__Aim__
Locate the string "corporal" in the records below. Copy every line where it occurs.

__Input material__
---
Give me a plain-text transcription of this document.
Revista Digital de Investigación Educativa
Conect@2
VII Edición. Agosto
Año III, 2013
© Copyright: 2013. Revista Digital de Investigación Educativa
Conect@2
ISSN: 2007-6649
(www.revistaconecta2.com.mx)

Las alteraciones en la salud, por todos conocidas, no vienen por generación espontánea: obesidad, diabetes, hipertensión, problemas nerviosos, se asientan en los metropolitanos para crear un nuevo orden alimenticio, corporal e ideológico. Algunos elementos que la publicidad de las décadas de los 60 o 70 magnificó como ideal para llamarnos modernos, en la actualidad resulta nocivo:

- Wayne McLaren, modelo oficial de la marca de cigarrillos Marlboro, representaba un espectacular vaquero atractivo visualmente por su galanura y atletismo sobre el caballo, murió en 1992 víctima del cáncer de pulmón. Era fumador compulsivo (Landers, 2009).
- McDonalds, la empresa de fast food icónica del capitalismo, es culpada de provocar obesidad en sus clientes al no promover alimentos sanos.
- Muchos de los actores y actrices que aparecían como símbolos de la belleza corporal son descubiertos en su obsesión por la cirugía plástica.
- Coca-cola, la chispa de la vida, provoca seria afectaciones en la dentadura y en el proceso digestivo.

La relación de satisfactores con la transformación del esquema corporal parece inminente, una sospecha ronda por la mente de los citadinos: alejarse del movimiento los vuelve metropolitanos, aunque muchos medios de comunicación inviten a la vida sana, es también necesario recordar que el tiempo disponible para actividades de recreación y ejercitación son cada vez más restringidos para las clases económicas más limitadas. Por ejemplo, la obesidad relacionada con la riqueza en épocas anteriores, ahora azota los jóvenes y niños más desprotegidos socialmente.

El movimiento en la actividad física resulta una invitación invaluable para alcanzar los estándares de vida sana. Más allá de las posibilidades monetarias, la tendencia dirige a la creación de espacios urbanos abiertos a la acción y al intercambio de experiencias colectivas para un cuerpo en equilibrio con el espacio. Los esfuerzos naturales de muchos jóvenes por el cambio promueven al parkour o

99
---
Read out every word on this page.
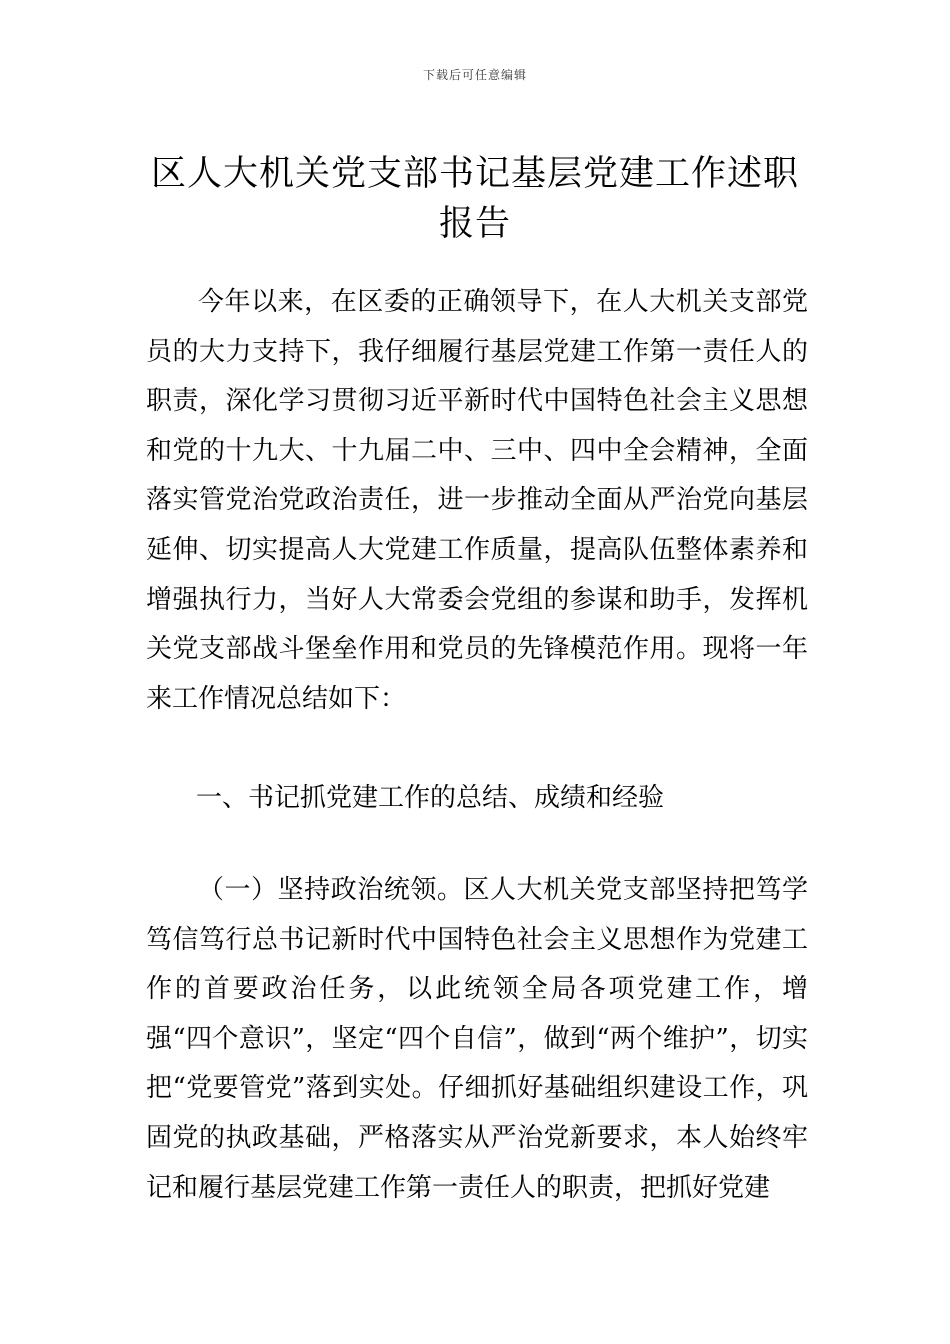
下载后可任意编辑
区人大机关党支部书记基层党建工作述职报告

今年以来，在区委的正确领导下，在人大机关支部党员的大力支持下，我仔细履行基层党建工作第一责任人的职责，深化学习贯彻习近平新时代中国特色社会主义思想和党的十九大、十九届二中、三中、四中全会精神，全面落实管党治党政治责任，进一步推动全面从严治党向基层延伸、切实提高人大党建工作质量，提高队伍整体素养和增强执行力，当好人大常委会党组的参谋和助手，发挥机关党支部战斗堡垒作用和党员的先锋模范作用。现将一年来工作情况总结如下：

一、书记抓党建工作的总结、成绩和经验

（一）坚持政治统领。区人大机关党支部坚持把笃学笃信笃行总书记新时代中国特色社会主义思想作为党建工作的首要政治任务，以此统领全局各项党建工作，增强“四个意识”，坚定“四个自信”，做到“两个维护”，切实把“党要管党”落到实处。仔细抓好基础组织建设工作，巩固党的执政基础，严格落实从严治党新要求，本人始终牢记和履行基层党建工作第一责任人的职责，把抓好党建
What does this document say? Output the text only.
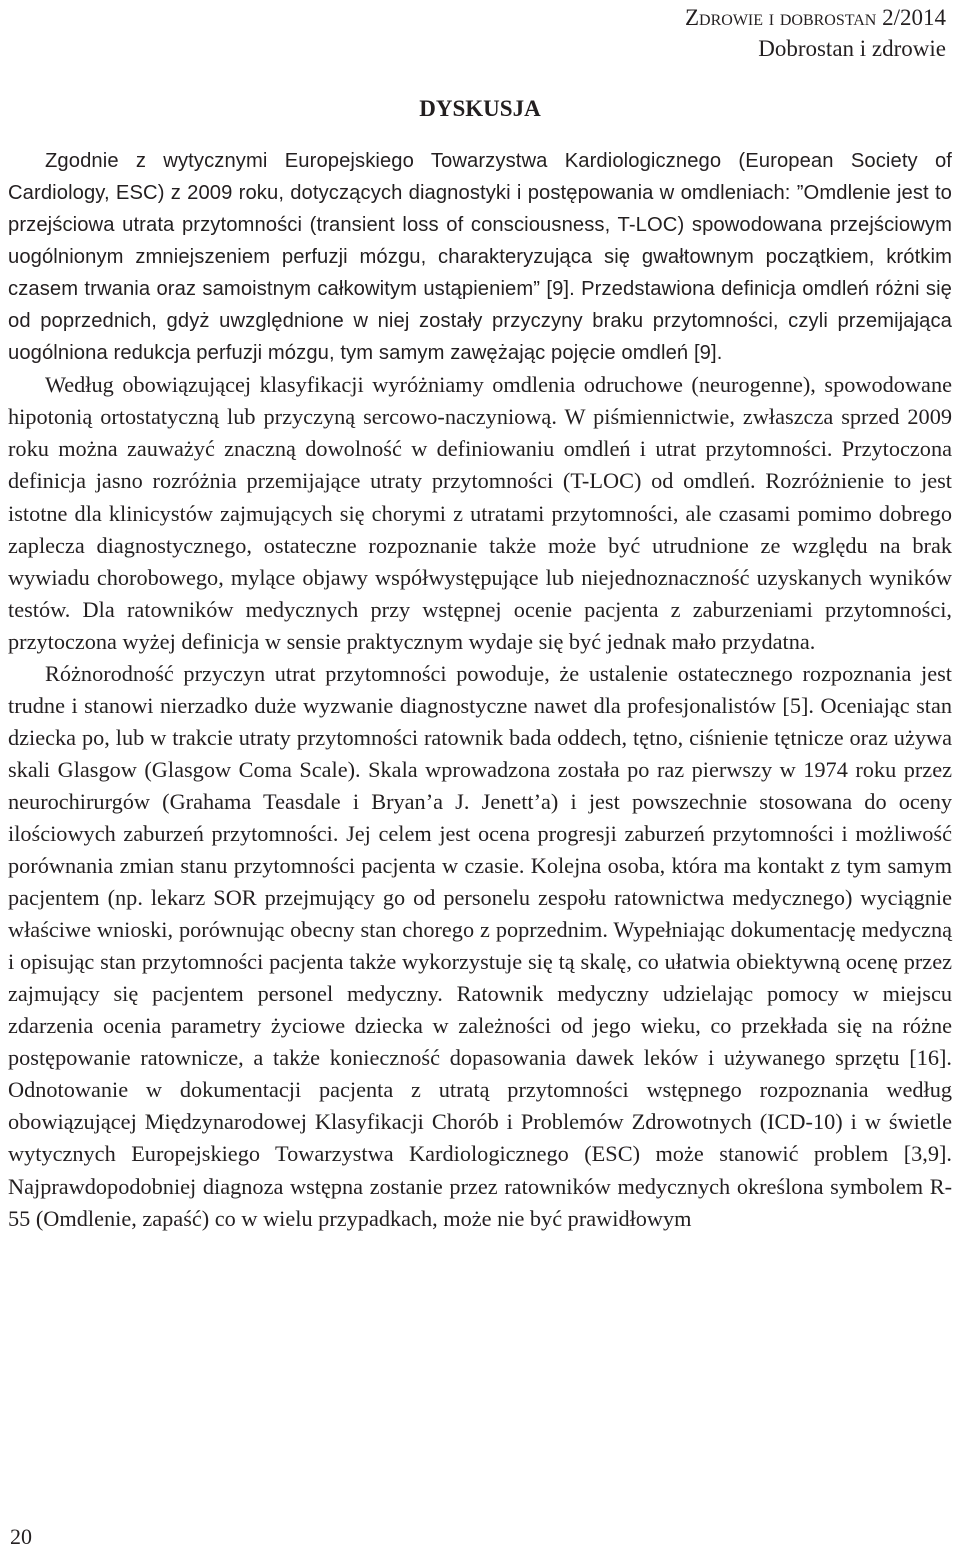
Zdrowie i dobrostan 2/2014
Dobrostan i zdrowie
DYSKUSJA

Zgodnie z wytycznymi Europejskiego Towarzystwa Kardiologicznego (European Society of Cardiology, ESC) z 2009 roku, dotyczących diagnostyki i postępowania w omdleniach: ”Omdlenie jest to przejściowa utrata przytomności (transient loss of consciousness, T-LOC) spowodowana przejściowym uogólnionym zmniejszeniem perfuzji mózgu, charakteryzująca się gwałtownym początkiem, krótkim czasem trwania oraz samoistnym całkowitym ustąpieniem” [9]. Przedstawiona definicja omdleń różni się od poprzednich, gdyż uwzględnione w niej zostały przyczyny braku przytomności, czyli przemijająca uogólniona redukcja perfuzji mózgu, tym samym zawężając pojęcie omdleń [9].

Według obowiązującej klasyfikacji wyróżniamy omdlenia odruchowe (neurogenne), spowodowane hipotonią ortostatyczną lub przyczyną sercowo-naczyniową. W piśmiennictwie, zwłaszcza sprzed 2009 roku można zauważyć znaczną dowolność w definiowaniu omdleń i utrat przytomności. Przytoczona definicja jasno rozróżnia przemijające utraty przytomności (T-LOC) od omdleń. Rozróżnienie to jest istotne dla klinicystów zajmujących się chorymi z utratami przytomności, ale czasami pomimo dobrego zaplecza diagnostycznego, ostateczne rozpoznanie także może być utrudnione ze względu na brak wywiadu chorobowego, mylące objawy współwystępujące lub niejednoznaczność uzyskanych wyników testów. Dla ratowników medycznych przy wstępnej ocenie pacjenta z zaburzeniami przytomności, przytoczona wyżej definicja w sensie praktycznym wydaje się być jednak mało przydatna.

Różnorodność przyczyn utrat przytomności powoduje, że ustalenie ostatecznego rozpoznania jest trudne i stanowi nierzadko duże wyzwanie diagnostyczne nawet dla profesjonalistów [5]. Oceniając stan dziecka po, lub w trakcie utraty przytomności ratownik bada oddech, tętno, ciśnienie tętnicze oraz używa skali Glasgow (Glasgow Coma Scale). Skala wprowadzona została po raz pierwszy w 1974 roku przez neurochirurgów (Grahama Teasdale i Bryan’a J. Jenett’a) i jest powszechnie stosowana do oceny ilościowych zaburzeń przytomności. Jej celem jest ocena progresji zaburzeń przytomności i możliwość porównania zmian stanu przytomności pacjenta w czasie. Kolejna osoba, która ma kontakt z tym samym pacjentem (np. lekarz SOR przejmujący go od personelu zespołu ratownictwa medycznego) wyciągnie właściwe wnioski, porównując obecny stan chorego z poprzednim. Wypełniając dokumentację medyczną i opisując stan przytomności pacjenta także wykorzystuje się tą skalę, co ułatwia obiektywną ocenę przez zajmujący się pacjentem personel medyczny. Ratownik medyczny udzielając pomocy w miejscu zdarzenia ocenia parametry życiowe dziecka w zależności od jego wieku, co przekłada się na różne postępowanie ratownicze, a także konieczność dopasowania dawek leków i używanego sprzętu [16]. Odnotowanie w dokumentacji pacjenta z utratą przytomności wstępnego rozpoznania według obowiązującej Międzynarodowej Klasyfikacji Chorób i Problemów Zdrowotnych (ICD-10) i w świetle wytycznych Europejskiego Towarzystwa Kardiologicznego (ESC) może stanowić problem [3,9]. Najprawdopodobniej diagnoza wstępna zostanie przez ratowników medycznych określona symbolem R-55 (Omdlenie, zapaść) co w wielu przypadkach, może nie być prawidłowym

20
---
__Solution for this exercise__
Las alteraciones en la salud, por todos conocidas, no vienen por generación espontánea: obesidad, diabetes, hipertensión, problemas nerviosos, se asientan en los metropolitanos para crear un nuevo orden alimenticio, corporal e ideológico. Algunos elementos que la publicidad de las décadas de los 60 o 70 magnificó como ideal para llamarnos modernos, en la actualidad resulta nocivo:
- Muchos de los actores y actrices que aparecían como símbolos de la belleza corporal son descubiertos en su obsesión por la cirugía plástica.
La relación de satisfactores con la transformación del esquema corporal parece inminente, una sospecha ronda por la mente de los citadinos: alejarse del movimiento los vuelve metropolitanos, aunque muchos medios de comunicación inviten a la vida sana, es también necesario recordar que el tiempo disponible para actividades de recreación y ejercitación son cada vez más restringidos para las clases económicas más limitadas. Por ejemplo, la obesidad relacionada con la riqueza en épocas anteriores, ahora azota los jóvenes y niños más desprotegidos socialmente.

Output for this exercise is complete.